Figure collection entries:
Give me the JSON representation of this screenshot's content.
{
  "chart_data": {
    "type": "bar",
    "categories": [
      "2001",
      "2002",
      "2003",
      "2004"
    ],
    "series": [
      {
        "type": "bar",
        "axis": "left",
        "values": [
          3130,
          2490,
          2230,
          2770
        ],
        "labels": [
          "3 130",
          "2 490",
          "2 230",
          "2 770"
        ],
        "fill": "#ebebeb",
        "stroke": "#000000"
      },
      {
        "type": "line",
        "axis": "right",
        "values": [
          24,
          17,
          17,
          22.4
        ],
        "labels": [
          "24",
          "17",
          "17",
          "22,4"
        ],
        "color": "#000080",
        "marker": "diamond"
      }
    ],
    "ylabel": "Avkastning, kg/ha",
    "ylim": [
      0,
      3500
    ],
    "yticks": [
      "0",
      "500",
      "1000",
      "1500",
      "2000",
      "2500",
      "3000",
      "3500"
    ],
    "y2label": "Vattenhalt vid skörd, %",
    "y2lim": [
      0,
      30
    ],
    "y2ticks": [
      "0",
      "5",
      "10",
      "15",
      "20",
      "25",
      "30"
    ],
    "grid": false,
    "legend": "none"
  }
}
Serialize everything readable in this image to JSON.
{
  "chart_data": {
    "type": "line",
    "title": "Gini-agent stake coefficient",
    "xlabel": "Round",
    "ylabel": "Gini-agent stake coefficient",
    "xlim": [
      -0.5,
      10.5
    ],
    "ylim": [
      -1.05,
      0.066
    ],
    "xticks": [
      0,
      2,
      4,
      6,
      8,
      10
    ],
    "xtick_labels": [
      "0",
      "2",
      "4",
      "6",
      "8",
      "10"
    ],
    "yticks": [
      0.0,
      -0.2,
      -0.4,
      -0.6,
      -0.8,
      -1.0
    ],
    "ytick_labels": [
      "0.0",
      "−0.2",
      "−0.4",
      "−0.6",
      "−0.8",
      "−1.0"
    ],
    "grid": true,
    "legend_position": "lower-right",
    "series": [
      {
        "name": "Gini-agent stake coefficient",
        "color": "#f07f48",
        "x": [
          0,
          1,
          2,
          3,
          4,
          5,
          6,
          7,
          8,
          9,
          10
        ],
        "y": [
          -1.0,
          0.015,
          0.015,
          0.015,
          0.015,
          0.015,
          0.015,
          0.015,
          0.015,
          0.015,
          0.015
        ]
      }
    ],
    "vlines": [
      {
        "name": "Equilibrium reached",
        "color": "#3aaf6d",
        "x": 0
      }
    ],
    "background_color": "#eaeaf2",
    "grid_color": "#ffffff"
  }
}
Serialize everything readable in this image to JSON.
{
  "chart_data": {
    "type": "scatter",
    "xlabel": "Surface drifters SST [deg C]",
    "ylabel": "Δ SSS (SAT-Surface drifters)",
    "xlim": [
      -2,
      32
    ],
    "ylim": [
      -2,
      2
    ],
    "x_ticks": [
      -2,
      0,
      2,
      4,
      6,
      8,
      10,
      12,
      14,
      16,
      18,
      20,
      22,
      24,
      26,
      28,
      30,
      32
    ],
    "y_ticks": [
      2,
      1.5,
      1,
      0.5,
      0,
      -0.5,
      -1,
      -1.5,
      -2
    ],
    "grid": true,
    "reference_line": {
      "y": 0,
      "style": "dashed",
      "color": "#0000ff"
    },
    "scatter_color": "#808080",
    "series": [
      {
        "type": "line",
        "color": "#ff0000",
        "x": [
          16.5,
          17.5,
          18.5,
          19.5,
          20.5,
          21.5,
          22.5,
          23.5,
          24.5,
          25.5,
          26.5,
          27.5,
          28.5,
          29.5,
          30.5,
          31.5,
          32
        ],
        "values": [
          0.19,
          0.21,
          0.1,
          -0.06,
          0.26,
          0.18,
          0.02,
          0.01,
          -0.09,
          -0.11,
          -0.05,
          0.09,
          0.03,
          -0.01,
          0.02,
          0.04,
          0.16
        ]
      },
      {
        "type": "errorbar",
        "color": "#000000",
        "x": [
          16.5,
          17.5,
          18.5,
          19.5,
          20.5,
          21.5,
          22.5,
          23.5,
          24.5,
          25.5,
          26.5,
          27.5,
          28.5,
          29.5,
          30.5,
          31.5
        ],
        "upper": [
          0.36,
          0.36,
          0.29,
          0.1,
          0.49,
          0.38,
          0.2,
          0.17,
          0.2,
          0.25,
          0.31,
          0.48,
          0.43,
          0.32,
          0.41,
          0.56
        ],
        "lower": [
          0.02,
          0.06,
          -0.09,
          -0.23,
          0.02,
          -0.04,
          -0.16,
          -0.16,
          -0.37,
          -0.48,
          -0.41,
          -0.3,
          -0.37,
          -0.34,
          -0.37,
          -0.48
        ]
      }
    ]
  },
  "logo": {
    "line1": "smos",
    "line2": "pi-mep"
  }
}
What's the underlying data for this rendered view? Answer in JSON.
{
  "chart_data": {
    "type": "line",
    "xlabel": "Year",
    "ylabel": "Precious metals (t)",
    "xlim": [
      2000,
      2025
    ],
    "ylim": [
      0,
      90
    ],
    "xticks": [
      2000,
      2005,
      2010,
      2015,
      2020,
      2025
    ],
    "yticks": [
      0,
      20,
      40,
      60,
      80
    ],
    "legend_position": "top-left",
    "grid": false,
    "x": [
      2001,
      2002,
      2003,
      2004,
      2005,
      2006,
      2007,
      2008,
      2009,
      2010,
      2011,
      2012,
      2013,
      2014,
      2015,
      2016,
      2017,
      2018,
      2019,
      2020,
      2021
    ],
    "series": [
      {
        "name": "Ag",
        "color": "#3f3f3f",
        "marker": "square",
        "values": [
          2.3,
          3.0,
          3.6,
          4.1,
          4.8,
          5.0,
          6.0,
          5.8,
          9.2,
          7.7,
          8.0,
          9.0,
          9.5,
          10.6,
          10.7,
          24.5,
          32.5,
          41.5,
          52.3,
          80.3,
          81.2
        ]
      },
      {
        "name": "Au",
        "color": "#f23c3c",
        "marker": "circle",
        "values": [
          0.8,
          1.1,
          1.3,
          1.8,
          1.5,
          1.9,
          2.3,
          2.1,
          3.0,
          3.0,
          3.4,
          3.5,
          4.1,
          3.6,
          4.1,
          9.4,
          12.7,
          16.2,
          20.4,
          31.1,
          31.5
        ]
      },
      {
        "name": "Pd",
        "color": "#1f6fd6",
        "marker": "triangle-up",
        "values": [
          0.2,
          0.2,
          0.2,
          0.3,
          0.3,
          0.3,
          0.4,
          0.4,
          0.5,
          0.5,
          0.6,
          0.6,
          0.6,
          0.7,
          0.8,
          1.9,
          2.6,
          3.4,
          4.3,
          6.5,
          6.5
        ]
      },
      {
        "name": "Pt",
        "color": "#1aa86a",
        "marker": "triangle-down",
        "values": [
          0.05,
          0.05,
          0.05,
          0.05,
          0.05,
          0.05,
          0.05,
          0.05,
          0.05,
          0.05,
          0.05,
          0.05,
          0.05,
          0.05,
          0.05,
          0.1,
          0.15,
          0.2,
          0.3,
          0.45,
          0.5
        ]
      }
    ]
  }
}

INSTRUCTIONS TO FOLLOW: Copy out every line that includes the word "right".

WRITTEN ANSWER:
        "axis": "right",
    "legend_position": "lower-right",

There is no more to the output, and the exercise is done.